::: PROVIDED ENTRIES :::

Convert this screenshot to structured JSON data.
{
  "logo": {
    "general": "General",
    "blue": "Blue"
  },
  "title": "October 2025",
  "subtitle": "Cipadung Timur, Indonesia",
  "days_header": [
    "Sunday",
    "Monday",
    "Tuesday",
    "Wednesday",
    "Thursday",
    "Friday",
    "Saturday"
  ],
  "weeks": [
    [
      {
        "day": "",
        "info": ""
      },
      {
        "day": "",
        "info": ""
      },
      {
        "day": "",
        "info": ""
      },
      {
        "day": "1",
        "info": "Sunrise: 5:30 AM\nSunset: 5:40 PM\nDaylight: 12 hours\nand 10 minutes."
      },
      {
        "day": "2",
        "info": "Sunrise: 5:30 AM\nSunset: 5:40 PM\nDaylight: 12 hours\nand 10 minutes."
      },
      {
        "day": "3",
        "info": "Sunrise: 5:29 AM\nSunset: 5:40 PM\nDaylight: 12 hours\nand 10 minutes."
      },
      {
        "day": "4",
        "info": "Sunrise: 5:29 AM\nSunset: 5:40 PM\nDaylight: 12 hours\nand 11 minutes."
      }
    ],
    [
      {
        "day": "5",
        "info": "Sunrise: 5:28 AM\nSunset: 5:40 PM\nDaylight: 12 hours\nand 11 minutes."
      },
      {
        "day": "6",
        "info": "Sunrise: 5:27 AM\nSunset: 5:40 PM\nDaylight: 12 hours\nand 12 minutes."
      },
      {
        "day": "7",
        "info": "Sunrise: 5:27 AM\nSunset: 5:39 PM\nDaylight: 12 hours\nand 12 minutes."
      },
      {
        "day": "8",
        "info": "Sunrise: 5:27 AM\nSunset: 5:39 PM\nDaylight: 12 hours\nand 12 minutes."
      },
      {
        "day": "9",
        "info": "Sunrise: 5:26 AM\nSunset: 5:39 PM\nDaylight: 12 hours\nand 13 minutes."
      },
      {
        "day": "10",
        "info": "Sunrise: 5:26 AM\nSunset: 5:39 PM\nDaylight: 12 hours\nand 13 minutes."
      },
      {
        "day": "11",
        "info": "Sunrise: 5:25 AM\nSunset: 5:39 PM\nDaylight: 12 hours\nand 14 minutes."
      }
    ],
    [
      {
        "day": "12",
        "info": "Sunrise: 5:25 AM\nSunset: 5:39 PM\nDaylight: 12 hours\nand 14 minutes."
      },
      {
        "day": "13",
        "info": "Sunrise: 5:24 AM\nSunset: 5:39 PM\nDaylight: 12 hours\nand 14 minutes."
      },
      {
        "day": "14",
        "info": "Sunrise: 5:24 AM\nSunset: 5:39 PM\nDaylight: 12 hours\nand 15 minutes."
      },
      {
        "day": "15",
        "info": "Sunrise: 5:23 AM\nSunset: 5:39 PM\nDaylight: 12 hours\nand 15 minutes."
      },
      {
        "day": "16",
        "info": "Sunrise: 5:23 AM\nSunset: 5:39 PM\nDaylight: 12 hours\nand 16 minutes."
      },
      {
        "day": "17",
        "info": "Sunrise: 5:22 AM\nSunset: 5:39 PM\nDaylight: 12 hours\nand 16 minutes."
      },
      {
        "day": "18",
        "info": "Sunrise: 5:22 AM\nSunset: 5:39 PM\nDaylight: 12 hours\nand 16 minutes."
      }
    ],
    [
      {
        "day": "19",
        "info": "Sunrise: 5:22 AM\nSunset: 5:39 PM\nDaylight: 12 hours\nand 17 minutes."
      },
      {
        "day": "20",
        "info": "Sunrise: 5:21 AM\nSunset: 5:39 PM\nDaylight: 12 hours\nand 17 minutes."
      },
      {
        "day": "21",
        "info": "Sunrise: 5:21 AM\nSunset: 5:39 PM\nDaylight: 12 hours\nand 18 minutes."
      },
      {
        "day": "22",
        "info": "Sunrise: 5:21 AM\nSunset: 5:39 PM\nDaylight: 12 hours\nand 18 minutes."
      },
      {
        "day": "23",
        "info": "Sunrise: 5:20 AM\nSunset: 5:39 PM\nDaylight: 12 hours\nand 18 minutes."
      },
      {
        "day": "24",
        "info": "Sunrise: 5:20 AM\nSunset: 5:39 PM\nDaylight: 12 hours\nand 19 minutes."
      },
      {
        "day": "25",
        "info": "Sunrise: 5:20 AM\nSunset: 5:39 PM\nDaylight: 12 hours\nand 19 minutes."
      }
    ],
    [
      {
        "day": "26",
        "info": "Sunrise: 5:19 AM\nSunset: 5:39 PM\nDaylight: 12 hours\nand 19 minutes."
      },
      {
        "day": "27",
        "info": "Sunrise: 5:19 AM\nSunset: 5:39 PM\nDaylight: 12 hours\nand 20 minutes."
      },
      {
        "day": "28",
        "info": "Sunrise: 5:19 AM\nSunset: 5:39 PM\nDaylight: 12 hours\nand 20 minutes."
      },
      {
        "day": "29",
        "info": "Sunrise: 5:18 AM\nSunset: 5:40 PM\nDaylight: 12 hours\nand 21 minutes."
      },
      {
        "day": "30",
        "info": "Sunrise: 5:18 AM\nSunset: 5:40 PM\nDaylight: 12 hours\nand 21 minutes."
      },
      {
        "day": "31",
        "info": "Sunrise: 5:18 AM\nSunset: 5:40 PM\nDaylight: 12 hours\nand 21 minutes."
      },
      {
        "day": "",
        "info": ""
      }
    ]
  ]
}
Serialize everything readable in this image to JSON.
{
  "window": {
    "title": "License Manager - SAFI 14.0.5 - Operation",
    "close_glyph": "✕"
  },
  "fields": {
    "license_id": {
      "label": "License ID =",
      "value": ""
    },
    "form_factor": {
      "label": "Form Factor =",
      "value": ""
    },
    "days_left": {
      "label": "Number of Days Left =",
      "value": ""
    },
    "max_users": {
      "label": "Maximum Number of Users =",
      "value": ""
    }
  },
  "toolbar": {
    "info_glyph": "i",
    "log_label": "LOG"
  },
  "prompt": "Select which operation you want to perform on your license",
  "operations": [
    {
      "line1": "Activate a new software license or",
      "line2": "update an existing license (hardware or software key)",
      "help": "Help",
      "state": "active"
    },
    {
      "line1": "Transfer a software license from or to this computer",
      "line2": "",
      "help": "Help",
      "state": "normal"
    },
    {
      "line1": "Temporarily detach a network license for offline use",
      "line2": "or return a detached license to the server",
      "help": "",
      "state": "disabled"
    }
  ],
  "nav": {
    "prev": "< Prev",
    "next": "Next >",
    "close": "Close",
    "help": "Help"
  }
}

:::

### TASK PROMPT
Give back exactly the lines from the line holding "Serialize everything readable" through the last line of the listing, including both.

### THE REPLY
Serialize everything readable in this image to JSON.
{
  "window": {
    "title": "License Manager - SAFI 14.0.5 - Operation",
    "close_glyph": "✕"
  },
  "fields": {
    "license_id": {
      "label": "License ID =",
      "value": ""
    },
    "form_factor": {
      "label": "Form Factor =",
      "value": ""
    },
    "days_left": {
      "label": "Number of Days Left =",
      "value": ""
    },
    "max_users": {
      "label": "Maximum Number of Users =",
      "value": ""
    }
  },
  "toolbar": {
    "info_glyph": "i",
    "log_label": "LOG"
  },
  "prompt": "Select which operation you want to perform on your license",
  "operations": [
    {
      "line1": "Activate a new software license or",
      "line2": "update an existing license (hardware or software key)",
      "help": "Help",
      "state": "active"
    },
    {
      "line1": "Transfer a software license from or to this computer",
      "line2": "",
      "help": "Help",
      "state": "normal"
    },
    {
      "line1": "Temporarily detach a network license for offline use",
      "line2": "or return a detached license to the server",
      "help": "",
      "state": "disabled"
    }
  ],
  "nav": {
    "prev": "< Prev",
    "next": "Next >",
    "close": "Close",
    "help": "Help"
  }
}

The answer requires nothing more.